### Goal
Report how many lines hold the word "text"; answer with the number alone.

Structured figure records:
- - -
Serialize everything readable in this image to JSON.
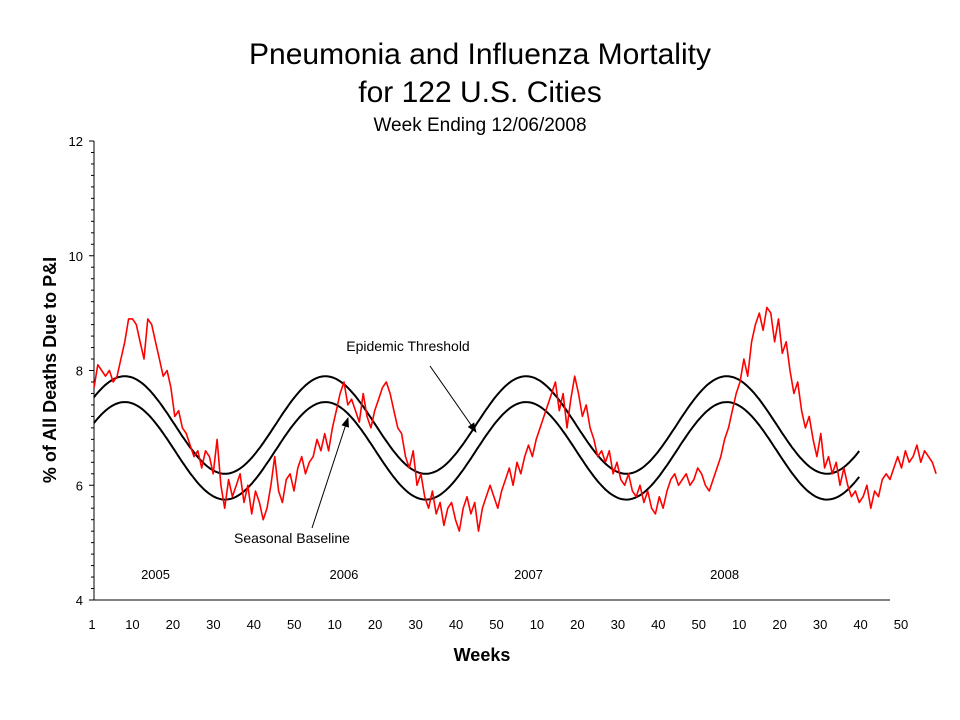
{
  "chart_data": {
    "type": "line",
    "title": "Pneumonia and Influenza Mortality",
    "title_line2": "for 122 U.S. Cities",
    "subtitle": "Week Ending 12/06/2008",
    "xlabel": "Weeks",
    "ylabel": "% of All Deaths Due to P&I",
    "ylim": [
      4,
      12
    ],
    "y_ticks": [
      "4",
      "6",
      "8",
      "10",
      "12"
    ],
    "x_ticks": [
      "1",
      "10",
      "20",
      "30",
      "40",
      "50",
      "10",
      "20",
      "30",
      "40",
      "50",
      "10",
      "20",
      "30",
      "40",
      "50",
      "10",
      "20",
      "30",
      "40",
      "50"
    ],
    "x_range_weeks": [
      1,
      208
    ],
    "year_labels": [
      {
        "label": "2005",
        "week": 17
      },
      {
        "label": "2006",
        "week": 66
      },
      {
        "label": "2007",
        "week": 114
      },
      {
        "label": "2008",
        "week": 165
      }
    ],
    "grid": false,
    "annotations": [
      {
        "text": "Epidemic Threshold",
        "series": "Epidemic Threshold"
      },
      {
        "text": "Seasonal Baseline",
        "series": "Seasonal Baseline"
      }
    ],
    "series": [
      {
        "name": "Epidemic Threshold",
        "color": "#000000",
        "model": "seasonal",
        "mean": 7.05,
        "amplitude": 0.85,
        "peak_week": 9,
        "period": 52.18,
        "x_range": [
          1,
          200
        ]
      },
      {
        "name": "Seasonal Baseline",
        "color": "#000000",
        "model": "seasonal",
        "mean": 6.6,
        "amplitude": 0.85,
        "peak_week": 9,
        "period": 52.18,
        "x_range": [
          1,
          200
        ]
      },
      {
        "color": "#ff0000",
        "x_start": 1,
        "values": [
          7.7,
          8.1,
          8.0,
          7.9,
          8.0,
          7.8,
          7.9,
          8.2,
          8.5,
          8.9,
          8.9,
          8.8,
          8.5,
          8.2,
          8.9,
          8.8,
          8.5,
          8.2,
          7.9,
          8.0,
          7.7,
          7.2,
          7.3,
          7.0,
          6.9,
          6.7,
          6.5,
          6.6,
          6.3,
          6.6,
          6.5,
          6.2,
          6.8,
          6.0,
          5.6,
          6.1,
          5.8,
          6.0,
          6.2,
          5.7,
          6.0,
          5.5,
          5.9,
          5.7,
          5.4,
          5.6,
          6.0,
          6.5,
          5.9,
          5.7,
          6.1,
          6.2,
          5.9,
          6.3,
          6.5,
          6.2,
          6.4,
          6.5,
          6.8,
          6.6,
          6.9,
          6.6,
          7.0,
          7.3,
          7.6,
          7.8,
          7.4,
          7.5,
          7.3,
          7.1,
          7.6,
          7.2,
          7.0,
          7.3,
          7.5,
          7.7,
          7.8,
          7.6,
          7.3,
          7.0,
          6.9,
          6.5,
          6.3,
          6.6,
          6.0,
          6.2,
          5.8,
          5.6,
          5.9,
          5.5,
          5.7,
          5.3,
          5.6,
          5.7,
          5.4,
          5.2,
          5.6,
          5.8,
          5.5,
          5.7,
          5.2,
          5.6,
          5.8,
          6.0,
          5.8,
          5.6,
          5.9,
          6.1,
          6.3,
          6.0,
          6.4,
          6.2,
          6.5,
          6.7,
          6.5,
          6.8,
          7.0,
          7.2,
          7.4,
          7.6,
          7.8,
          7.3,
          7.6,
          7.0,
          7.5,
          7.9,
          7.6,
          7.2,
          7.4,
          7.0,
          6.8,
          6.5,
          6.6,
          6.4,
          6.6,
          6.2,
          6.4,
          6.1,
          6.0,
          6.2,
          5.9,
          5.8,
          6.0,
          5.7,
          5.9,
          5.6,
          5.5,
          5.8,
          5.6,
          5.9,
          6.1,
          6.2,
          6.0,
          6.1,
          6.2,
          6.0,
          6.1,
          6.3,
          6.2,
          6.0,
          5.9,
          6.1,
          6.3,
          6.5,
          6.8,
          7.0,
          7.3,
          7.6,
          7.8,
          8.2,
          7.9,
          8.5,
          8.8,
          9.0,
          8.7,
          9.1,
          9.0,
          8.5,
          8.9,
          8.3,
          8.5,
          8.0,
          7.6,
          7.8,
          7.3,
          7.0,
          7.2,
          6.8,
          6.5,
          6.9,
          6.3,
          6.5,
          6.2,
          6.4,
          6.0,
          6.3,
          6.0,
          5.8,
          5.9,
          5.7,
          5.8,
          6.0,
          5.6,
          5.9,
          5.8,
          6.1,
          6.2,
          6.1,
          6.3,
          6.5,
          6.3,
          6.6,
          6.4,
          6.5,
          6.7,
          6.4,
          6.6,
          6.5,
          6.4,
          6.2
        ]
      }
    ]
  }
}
- - -
### Complete output
2